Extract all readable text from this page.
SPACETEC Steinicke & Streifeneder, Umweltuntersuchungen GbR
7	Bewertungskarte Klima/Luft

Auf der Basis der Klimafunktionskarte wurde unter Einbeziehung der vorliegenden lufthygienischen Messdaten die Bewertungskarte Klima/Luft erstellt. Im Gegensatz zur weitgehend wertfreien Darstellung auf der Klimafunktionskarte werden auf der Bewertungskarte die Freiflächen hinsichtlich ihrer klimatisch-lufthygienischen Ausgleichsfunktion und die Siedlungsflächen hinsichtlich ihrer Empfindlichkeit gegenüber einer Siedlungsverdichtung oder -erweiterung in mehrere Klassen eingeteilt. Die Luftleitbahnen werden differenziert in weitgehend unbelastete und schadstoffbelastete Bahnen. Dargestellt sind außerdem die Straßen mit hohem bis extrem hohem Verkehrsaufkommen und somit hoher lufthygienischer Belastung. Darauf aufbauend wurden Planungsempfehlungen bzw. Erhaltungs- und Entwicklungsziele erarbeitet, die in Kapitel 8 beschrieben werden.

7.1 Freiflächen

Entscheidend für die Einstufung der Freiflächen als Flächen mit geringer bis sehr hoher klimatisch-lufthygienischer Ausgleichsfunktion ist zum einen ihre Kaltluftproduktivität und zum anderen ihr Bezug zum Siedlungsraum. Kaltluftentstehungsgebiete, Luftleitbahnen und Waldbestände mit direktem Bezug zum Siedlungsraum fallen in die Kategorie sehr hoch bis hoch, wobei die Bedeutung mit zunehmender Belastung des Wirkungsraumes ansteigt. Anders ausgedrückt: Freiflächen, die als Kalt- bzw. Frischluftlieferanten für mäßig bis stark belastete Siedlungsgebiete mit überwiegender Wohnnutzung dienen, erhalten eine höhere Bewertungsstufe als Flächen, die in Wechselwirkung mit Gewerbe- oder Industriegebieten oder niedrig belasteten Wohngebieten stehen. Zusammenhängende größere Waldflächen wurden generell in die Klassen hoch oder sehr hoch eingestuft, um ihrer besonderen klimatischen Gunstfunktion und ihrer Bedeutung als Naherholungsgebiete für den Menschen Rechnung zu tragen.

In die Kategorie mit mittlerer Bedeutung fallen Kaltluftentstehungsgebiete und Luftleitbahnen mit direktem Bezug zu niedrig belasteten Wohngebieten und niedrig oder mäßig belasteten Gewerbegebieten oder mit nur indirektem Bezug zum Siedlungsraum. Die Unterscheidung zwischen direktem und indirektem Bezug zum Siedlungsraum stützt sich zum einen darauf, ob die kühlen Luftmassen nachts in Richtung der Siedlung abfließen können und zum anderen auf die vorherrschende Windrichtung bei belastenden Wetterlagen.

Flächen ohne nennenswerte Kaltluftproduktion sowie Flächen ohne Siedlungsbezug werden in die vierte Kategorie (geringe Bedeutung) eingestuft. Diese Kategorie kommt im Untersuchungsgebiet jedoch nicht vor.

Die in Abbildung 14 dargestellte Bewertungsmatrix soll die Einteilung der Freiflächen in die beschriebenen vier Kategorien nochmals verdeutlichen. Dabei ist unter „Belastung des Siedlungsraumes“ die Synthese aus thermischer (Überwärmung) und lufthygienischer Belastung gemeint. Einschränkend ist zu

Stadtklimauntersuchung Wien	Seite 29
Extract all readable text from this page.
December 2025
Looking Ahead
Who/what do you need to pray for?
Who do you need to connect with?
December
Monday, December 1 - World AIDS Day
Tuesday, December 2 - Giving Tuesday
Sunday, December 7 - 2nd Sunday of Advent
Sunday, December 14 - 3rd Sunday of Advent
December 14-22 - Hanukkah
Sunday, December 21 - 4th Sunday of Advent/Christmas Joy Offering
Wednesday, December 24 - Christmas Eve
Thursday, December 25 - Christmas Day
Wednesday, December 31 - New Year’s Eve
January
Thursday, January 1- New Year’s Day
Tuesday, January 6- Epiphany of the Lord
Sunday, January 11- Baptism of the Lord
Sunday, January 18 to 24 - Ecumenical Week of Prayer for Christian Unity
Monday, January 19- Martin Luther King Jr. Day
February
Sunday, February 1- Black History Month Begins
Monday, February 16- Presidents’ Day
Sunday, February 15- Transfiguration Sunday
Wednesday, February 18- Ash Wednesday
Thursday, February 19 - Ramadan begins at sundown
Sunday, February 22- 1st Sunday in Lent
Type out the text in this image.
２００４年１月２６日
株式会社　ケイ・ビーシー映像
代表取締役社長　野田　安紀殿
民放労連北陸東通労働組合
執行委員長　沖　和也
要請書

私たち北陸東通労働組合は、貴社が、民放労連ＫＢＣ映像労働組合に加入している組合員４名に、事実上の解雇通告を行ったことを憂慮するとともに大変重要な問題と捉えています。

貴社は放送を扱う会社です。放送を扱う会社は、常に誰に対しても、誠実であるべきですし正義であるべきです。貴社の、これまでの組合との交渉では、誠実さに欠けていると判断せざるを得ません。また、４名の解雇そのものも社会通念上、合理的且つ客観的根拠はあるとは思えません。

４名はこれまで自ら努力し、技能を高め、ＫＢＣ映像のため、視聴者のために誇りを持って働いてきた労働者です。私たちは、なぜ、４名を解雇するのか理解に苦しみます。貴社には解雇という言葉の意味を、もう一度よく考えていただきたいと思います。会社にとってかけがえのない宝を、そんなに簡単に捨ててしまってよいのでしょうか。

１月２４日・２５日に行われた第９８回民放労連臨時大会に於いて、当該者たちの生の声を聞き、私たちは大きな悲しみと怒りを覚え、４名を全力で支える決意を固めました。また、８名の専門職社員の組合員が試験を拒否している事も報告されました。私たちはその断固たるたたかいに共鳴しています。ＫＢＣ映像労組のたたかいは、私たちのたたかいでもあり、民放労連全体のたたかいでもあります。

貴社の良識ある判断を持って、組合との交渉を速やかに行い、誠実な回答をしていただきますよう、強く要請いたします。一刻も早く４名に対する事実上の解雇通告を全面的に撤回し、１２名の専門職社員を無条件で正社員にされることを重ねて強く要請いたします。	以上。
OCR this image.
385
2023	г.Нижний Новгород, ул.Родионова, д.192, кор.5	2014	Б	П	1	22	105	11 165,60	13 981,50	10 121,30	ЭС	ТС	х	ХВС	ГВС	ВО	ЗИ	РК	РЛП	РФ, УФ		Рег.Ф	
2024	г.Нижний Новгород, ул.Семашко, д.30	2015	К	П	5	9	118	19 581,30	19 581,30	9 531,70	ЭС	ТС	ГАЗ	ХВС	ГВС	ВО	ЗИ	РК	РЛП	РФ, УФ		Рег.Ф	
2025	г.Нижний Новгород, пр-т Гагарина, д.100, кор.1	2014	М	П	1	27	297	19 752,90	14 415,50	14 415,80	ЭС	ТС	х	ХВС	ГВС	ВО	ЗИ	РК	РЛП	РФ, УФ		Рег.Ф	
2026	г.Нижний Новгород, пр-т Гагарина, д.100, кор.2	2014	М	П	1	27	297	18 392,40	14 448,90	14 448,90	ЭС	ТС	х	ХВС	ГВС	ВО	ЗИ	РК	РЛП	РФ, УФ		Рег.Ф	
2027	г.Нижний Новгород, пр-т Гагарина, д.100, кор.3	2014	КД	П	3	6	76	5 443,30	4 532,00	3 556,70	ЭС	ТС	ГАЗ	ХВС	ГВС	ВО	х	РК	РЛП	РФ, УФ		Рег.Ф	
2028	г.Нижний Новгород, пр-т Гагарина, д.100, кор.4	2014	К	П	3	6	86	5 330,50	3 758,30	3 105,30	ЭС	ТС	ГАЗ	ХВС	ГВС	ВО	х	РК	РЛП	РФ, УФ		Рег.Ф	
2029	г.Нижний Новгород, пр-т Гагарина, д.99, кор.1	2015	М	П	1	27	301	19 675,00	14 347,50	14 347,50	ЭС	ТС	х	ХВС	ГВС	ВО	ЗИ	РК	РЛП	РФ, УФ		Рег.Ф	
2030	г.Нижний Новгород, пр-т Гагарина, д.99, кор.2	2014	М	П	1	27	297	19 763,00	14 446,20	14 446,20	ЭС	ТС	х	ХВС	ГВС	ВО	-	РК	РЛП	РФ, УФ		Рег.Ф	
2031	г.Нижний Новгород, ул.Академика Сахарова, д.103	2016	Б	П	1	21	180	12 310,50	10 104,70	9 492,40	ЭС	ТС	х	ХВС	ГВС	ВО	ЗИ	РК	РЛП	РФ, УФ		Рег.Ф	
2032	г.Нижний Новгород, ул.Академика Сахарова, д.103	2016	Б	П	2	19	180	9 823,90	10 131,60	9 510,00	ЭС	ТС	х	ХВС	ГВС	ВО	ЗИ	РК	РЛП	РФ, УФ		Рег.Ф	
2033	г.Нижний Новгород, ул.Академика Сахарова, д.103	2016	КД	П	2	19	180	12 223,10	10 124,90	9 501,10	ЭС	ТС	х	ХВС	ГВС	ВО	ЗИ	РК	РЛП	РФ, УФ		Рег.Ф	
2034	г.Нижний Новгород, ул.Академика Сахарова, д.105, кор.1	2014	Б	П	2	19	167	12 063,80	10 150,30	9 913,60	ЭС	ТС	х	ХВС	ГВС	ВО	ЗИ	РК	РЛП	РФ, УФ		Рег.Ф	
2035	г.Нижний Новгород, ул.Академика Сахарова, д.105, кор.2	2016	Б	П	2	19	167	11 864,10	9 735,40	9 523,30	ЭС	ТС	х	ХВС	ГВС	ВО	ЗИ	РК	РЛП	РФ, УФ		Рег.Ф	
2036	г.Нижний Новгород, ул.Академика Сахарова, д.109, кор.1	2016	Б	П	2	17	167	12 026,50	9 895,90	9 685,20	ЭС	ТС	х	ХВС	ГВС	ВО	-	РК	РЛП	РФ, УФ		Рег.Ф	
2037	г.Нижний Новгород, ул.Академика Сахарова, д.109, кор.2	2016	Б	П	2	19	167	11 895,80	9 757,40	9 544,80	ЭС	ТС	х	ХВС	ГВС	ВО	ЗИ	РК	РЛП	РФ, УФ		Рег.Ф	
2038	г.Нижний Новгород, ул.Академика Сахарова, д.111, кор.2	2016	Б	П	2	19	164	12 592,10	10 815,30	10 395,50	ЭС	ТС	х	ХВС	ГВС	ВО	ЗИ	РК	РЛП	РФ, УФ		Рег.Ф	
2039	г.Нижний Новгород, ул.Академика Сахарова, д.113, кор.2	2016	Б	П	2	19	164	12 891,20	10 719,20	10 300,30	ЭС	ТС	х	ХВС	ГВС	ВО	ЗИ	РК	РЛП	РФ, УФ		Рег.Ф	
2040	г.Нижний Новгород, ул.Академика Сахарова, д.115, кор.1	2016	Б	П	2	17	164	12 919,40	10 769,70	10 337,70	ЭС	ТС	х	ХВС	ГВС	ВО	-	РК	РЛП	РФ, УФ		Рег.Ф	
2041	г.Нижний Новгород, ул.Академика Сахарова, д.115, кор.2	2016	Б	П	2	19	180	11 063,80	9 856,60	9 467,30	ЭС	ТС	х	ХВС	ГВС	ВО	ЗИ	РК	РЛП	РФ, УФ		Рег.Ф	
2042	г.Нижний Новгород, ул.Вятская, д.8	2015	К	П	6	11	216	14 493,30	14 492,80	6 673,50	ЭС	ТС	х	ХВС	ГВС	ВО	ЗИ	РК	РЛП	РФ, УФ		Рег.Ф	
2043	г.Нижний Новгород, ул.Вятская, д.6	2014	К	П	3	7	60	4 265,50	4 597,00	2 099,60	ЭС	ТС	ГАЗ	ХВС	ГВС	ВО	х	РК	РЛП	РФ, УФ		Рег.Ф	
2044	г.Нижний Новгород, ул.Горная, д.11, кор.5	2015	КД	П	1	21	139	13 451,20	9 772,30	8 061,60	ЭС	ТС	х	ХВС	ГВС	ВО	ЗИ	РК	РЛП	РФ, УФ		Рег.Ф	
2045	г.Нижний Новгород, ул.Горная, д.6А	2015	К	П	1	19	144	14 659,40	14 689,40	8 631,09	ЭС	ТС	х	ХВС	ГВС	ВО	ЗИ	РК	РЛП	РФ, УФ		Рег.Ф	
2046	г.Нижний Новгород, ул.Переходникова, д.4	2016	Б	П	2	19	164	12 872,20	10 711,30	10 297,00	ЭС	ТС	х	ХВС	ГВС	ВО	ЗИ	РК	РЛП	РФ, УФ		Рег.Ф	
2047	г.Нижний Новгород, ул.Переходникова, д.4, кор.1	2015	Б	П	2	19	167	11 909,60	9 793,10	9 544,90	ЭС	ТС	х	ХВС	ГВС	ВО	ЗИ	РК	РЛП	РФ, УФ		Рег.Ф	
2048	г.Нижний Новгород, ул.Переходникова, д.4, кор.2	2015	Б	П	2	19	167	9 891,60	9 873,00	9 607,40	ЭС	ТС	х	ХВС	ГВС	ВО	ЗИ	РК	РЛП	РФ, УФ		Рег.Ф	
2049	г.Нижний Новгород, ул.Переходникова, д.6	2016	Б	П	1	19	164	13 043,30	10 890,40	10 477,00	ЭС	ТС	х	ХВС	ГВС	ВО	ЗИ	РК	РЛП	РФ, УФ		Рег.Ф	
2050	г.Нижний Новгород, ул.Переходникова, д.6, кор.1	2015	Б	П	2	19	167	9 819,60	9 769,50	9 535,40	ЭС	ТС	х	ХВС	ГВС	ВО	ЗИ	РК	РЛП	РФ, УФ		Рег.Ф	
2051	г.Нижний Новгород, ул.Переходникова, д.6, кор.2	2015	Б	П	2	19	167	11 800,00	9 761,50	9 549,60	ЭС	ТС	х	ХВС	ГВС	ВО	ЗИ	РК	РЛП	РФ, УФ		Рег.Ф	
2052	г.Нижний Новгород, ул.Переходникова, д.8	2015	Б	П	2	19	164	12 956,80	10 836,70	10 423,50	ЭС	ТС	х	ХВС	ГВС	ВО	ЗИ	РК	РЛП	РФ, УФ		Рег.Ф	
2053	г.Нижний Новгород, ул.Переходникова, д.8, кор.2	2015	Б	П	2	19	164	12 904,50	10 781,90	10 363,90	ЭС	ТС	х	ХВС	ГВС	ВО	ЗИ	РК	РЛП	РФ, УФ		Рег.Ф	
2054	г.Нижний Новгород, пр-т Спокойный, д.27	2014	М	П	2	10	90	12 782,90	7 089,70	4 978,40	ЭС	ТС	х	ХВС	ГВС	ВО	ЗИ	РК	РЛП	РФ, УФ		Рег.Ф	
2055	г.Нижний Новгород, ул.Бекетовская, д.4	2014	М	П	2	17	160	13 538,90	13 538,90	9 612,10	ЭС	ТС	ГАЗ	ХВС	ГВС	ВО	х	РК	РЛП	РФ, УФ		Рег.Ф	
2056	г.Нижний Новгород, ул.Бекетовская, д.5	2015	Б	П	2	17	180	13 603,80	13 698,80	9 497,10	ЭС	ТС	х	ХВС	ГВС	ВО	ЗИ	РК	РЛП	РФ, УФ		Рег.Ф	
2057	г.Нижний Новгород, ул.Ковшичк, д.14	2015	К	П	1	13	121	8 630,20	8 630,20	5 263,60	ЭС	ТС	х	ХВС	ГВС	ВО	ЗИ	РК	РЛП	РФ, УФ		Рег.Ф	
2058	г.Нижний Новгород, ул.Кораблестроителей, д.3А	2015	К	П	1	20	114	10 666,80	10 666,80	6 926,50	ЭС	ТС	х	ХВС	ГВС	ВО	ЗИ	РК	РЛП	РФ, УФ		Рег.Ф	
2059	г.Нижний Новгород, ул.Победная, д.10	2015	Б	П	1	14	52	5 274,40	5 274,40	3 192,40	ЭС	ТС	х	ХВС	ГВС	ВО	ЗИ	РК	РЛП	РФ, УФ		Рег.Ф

- [Prompt]: Count the lines in the records above that hold the word "image", and give only that number.

- [Answer in full]: 2